Exercise: Copy the records from their first line through the line containing "text-line: 125 125 125 125 125 125 125 125 125 94", including both of those lines, keeping every character unchanged.

[Spatial layout entries]
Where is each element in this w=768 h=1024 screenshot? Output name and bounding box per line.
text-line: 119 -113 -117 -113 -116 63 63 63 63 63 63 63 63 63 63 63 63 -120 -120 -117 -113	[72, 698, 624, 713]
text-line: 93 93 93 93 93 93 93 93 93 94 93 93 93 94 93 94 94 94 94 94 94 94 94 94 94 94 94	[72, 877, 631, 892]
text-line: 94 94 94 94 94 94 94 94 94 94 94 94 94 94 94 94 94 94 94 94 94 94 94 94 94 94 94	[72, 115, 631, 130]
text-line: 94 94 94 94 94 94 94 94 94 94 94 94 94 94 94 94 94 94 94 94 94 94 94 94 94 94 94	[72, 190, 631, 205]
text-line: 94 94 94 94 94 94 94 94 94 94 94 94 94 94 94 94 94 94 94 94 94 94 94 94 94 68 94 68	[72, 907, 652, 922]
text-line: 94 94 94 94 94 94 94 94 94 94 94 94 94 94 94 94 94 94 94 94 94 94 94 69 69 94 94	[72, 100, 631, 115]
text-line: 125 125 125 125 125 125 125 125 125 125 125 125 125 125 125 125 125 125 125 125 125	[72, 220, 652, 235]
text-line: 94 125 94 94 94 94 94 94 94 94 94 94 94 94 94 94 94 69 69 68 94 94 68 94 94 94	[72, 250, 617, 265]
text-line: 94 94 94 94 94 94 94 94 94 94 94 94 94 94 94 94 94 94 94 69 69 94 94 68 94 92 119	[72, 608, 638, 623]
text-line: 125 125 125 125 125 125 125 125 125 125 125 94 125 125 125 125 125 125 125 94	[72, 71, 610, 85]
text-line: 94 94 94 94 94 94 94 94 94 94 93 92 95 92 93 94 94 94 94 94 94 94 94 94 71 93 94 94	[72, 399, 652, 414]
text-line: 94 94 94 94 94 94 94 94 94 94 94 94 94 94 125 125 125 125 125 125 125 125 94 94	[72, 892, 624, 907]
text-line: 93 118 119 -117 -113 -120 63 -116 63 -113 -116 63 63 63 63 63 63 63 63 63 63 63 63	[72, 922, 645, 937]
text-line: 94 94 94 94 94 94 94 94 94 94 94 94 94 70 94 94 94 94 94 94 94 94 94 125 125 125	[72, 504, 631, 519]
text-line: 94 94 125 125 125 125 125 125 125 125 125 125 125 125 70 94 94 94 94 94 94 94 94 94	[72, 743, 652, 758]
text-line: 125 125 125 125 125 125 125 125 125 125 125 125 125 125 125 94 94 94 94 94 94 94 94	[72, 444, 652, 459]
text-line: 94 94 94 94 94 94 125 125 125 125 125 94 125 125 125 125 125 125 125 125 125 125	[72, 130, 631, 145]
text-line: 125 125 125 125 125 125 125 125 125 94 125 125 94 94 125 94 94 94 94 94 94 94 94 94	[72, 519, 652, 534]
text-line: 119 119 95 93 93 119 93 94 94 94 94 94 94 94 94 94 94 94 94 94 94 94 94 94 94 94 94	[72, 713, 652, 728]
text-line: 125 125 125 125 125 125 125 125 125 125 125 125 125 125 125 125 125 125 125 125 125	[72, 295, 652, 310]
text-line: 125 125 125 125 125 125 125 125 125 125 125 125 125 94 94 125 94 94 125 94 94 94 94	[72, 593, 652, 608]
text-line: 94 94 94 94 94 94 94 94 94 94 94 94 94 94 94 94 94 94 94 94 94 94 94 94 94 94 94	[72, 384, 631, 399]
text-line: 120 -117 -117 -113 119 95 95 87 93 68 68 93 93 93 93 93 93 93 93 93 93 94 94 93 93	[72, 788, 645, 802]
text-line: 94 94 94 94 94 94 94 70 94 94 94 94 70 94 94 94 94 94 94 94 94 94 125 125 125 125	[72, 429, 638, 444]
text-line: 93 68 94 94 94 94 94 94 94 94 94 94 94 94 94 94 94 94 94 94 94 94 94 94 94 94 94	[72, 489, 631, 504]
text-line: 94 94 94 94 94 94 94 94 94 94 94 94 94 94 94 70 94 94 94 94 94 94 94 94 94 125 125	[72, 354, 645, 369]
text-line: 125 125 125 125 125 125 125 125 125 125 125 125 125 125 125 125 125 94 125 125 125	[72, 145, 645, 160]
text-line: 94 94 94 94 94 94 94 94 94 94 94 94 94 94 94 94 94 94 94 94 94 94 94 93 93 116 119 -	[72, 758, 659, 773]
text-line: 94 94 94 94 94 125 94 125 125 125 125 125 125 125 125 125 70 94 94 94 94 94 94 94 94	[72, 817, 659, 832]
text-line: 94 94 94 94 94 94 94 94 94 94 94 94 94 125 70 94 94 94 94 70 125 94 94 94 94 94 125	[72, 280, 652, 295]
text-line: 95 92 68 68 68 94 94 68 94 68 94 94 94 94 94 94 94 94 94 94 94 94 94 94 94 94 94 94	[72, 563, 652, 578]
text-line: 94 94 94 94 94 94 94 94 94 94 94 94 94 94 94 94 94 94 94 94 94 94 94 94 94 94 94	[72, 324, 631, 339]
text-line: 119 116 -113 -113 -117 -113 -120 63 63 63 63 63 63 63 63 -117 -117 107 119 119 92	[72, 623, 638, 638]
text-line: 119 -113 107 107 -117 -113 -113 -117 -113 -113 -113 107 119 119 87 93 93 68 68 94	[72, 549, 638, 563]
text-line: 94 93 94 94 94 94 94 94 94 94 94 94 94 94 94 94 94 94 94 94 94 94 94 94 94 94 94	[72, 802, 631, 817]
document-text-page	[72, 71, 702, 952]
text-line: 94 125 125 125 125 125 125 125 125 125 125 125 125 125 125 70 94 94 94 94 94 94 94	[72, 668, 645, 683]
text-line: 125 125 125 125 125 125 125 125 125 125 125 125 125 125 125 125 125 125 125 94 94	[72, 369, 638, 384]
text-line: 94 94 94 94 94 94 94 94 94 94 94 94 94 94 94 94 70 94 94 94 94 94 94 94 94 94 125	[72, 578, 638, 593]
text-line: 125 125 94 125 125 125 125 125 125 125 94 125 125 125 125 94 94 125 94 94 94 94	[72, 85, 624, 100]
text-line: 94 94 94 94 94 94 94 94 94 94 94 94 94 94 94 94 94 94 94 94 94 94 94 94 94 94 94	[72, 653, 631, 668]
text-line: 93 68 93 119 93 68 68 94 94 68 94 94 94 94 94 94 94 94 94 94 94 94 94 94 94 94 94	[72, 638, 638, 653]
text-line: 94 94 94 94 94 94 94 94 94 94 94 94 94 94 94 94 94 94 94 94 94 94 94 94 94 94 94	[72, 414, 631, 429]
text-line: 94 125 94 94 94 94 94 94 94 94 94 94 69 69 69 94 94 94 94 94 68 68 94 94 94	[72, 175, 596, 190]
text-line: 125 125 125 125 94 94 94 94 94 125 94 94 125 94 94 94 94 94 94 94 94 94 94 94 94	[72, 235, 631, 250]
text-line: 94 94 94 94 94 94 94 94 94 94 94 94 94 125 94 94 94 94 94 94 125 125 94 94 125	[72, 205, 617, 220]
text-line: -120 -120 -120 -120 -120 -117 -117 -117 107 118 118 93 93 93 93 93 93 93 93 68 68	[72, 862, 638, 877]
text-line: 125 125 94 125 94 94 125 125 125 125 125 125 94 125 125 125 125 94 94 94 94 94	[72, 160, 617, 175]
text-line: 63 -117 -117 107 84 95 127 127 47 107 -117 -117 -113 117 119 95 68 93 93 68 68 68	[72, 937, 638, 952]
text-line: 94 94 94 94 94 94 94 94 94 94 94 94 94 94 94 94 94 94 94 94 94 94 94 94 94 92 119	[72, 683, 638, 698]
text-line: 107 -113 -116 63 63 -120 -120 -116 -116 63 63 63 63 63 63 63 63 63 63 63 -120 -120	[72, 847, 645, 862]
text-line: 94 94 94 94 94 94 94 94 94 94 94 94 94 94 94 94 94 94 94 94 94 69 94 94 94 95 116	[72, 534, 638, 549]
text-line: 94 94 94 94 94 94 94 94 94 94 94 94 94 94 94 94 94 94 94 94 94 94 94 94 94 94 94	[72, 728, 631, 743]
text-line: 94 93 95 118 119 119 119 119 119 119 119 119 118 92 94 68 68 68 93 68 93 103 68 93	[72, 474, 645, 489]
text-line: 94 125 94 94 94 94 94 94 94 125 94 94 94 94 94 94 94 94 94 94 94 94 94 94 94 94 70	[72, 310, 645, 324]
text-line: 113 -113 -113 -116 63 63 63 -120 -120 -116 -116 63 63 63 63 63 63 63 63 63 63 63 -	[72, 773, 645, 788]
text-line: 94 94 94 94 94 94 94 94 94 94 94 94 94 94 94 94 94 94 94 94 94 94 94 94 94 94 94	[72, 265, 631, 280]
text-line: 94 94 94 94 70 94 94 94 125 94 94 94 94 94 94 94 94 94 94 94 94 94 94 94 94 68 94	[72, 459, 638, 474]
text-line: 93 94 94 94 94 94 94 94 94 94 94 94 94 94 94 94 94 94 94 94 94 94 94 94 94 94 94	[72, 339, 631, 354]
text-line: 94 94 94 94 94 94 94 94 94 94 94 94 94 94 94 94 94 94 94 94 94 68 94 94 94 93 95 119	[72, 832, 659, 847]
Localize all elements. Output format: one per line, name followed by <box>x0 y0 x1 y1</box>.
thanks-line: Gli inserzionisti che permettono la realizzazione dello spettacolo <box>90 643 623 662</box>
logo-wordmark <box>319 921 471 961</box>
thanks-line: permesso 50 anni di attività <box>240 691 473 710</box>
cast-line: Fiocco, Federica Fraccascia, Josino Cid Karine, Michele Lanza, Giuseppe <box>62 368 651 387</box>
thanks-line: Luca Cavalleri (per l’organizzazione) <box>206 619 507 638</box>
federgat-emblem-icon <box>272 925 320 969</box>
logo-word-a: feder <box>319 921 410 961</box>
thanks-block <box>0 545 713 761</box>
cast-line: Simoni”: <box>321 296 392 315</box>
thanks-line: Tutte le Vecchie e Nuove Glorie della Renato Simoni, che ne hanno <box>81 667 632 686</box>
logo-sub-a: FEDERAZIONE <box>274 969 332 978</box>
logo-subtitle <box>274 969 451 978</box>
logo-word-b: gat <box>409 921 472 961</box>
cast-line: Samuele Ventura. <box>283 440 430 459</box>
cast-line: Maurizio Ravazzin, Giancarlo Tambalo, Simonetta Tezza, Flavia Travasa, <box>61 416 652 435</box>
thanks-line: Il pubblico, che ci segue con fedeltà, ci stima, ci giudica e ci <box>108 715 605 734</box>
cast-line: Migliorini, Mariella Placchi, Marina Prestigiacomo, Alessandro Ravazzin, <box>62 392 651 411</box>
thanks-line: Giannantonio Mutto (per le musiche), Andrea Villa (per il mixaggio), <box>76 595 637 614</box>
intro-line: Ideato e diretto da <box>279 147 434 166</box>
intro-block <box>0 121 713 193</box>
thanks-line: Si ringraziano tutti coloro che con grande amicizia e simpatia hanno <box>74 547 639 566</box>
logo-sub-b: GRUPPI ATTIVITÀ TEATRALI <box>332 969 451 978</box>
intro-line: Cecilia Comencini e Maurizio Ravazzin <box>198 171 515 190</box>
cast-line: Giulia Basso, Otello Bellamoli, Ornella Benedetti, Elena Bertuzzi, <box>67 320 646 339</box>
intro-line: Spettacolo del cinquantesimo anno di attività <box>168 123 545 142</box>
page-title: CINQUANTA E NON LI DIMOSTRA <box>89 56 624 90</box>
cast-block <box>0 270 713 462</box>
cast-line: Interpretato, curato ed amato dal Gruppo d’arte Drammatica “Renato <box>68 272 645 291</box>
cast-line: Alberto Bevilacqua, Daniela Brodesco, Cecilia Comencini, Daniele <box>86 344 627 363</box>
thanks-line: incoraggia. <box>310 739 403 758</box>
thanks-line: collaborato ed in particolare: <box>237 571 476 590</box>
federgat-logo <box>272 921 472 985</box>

Response:
Where is each element in this w=768 h=1024 screenshot? Output name and bounding box per line.
text-line: 119 -113 -117 -113 -116 63 63 63 63 63 63 63 63 63 63 63 63 -120 -120 -117 -113	[72, 698, 624, 713]
text-line: 93 93 93 93 93 93 93 93 93 94 93 93 93 94 93 94 94 94 94 94 94 94 94 94 94 94 94	[72, 877, 631, 892]
text-line: 94 94 94 94 94 94 94 94 94 94 94 94 94 94 94 94 94 94 94 94 94 94 94 94 94 94 94	[72, 115, 631, 130]
text-line: 94 94 94 94 94 94 94 94 94 94 94 94 94 94 94 94 94 94 94 94 94 94 94 94 94 94 94	[72, 190, 631, 205]
text-line: 94 94 94 94 94 94 94 94 94 94 94 94 94 94 94 94 94 94 94 94 94 94 94 94 94 68 94 68	[72, 907, 652, 922]
text-line: 94 94 94 94 94 94 94 94 94 94 94 94 94 94 94 94 94 94 94 94 94 94 94 69 69 94 94	[72, 100, 631, 115]
text-line: 125 125 125 125 125 125 125 125 125 125 125 125 125 125 125 125 125 125 125 125 125	[72, 220, 652, 235]
text-line: 94 125 94 94 94 94 94 94 94 94 94 94 94 94 94 94 94 69 69 68 94 94 68 94 94 94	[72, 250, 617, 265]
text-line: 94 94 94 94 94 94 94 94 94 94 94 94 94 94 94 94 94 94 94 69 69 94 94 68 94 92 119	[72, 608, 638, 623]
text-line: 125 125 125 125 125 125 125 125 125 125 125 94 125 125 125 125 125 125 125 94	[72, 71, 610, 85]
text-line: 94 94 94 94 94 94 94 94 94 94 93 92 95 92 93 94 94 94 94 94 94 94 94 94 71 93 94 94	[72, 399, 652, 414]
text-line: 94 94 94 94 94 94 94 94 94 94 94 94 94 94 125 125 125 125 125 125 125 125 94 94	[72, 892, 624, 907]
text-line: 93 118 119 -117 -113 -120 63 -116 63 -113 -116 63 63 63 63 63 63 63 63 63 63 63 63	[72, 922, 645, 937]
text-line: 94 94 94 94 94 94 94 94 94 94 94 94 94 70 94 94 94 94 94 94 94 94 94 125 125 125	[72, 504, 631, 519]
text-line: 94 94 125 125 125 125 125 125 125 125 125 125 125 125 70 94 94 94 94 94 94 94 94 94	[72, 743, 652, 758]
text-line: 125 125 125 125 125 125 125 125 125 125 125 125 125 125 125 94 94 94 94 94 94 94 94	[72, 444, 652, 459]
text-line: 94 94 94 94 94 94 125 125 125 125 125 94 125 125 125 125 125 125 125 125 125 125	[72, 130, 631, 145]
text-line: 125 125 125 125 125 125 125 125 125 94 125 125 94 94 125 94 94 94 94 94 94 94 94 94	[72, 519, 652, 534]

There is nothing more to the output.